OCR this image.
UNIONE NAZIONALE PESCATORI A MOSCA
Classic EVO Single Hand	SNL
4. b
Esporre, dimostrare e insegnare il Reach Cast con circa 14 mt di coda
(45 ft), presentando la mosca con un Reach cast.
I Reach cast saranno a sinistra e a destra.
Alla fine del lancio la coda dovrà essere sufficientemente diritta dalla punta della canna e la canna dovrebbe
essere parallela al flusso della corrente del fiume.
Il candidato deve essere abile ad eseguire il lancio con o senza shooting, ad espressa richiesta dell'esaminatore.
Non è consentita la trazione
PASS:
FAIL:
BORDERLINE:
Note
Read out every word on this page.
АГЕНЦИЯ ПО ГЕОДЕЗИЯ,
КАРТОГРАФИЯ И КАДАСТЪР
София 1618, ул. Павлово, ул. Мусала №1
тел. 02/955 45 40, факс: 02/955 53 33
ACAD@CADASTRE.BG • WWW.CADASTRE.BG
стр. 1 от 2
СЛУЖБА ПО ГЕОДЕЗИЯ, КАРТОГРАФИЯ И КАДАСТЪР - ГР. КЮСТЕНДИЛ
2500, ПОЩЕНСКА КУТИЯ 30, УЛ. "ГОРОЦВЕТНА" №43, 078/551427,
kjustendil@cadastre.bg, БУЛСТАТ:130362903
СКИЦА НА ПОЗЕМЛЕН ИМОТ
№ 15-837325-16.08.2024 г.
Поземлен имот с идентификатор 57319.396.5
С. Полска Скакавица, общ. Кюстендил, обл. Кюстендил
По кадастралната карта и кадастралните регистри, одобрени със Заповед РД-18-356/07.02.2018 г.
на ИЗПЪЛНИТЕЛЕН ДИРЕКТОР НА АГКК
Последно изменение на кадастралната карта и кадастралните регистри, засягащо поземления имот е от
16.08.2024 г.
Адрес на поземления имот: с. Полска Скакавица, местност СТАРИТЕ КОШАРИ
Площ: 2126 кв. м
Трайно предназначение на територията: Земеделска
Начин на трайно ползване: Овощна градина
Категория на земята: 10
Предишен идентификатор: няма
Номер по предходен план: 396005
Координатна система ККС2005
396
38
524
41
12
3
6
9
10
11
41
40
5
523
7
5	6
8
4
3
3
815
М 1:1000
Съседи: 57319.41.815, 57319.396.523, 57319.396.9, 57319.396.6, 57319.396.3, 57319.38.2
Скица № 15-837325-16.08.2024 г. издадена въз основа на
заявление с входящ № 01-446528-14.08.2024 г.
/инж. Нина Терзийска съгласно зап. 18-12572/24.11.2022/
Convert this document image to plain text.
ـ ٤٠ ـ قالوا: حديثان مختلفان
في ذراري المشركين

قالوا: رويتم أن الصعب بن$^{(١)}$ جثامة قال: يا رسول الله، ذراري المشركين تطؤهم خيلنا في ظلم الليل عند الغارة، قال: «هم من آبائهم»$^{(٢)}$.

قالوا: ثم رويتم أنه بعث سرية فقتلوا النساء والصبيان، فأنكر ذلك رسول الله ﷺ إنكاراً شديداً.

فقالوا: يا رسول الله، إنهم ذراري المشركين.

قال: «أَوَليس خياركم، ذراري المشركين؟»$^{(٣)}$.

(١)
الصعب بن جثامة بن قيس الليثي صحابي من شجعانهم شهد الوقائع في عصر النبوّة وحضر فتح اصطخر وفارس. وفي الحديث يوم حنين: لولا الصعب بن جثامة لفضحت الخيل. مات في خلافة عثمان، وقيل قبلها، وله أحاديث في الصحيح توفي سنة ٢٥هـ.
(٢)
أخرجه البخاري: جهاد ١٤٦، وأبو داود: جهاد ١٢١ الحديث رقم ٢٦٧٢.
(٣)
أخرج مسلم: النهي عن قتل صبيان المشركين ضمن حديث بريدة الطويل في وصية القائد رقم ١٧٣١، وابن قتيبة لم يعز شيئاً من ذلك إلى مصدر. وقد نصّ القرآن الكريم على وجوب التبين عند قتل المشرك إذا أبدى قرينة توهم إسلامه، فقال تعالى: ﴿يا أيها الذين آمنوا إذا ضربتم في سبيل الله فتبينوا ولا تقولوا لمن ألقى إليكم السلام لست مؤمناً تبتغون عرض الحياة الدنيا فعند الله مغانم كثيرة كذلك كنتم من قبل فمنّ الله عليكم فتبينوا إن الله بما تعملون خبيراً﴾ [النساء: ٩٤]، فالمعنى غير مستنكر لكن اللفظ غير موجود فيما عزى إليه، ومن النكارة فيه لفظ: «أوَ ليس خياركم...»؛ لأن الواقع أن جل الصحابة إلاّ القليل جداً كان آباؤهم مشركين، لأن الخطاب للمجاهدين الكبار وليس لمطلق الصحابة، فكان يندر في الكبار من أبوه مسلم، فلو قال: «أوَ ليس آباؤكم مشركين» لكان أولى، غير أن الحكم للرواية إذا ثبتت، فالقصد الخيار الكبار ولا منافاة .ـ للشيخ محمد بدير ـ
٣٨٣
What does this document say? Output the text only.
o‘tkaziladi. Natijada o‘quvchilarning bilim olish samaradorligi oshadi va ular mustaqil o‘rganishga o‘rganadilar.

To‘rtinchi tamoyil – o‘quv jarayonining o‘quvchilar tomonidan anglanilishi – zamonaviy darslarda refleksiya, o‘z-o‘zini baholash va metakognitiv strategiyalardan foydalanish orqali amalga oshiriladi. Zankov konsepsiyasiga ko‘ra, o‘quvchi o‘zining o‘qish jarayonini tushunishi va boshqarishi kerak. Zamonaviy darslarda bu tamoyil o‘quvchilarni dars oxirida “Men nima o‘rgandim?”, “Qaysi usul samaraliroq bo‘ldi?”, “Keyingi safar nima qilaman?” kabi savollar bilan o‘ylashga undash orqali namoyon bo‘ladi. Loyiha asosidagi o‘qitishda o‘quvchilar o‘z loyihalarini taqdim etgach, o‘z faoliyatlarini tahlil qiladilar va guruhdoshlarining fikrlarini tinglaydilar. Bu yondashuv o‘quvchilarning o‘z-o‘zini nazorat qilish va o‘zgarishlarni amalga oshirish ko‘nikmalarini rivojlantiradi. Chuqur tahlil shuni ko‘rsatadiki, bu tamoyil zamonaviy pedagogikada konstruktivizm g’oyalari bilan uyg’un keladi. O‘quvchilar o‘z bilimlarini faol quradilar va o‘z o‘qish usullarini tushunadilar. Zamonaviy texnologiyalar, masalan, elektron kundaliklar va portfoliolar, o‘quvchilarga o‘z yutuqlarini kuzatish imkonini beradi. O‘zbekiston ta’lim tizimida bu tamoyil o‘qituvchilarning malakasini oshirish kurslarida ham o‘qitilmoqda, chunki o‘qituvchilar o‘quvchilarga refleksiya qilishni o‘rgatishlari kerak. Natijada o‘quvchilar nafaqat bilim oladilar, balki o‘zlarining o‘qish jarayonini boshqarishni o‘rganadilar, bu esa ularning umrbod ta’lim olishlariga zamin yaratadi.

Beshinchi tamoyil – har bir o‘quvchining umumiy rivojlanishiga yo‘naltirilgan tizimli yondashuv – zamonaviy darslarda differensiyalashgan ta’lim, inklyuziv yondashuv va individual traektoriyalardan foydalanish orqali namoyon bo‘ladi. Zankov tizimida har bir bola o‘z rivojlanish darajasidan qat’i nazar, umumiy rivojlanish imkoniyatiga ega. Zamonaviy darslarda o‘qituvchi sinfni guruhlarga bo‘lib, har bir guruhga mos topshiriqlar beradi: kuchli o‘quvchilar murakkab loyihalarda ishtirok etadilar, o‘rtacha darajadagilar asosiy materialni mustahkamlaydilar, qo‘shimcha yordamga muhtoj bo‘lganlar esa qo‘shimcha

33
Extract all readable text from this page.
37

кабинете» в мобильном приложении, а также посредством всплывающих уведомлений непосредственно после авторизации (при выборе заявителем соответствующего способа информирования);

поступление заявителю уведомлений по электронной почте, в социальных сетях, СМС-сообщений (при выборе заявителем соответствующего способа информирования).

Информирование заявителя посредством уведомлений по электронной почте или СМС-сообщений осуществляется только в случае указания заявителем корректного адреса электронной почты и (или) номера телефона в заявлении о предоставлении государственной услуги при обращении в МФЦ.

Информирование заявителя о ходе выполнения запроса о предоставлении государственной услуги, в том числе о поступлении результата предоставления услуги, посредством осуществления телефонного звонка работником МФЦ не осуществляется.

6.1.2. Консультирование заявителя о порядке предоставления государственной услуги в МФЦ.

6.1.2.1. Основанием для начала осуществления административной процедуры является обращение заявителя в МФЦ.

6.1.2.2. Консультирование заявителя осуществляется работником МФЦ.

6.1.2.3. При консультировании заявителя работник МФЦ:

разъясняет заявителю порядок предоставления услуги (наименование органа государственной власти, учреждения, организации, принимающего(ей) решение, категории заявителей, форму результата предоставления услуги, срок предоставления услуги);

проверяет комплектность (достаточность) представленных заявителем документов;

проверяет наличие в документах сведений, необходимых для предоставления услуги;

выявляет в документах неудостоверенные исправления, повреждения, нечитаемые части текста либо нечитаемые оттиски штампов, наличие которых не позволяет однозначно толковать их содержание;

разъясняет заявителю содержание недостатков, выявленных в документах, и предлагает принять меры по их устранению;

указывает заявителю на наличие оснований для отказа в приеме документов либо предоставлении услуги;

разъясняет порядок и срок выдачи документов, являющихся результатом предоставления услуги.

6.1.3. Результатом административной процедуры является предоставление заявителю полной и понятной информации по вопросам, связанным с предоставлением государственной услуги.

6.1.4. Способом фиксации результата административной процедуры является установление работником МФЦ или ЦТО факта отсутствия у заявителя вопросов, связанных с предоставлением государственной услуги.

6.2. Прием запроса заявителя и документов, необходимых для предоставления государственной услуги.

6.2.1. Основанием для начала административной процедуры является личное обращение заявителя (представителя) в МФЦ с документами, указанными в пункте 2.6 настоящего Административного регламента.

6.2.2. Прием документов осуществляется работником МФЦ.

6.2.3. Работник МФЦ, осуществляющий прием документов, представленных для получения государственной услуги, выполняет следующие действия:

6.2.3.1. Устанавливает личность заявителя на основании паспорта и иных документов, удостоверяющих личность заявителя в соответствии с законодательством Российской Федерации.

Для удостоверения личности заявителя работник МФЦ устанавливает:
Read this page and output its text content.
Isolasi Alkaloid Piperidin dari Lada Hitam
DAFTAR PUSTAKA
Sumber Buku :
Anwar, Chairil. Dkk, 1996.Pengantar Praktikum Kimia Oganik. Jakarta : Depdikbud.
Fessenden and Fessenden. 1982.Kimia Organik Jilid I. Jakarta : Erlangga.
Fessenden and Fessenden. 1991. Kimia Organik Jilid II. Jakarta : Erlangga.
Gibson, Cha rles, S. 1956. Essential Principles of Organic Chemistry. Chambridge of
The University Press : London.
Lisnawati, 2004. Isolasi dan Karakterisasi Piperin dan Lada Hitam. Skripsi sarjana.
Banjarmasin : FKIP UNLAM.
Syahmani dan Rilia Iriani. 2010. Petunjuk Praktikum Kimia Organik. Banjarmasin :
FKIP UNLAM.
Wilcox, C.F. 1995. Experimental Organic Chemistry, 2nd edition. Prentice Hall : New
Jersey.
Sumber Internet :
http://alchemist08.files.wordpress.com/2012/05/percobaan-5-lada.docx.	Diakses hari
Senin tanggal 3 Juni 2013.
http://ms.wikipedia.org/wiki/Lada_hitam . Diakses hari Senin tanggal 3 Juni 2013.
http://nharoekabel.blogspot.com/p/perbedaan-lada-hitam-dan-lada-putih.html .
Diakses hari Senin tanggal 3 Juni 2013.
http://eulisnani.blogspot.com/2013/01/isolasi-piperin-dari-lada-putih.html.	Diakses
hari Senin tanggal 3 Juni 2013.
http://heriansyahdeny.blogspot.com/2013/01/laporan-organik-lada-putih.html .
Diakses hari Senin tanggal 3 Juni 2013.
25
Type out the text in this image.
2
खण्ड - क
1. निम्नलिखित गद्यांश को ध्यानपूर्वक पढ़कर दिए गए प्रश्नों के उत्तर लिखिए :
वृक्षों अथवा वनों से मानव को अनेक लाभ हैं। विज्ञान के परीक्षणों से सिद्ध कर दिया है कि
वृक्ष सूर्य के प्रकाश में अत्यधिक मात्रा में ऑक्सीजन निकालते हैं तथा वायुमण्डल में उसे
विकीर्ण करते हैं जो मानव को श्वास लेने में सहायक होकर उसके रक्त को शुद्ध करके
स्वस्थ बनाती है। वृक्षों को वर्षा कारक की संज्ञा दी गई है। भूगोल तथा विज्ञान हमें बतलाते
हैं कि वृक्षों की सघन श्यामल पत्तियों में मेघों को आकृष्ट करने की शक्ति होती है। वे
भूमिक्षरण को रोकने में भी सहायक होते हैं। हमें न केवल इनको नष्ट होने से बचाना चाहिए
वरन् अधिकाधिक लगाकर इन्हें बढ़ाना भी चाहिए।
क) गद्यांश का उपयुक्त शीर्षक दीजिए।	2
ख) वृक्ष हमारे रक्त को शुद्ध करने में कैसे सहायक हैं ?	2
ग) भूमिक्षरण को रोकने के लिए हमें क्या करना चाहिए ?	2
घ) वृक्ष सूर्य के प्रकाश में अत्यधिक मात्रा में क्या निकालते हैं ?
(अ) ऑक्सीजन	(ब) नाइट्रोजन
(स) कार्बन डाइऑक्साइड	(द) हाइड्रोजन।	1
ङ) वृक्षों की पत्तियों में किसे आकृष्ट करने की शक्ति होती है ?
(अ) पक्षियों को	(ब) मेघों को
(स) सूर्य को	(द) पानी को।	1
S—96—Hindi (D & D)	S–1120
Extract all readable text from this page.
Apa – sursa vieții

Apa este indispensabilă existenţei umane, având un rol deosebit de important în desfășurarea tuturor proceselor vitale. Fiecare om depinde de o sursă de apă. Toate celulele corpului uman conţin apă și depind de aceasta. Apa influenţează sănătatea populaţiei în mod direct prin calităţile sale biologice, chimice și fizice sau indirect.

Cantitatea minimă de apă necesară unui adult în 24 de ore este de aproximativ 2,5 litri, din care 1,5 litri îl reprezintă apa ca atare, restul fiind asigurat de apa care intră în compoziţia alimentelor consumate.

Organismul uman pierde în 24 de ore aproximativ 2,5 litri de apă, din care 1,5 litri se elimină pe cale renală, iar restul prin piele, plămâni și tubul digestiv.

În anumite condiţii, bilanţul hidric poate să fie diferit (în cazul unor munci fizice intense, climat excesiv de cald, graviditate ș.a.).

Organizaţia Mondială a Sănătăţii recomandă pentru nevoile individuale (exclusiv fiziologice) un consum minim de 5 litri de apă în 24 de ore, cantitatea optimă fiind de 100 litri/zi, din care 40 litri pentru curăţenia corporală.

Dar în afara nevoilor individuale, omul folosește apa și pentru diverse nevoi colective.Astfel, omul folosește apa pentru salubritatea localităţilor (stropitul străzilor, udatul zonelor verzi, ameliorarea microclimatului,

....

Task to carry out:
Filter the records above and return every line that holds the word "Erlangga".

Solution:
Fessenden and Fessenden. 1982.Kimia Organik Jilid I. Jakarta : Erlangga.
Fessenden and Fessenden. 1991. Kimia Organik Jilid II. Jakarta : Erlangga.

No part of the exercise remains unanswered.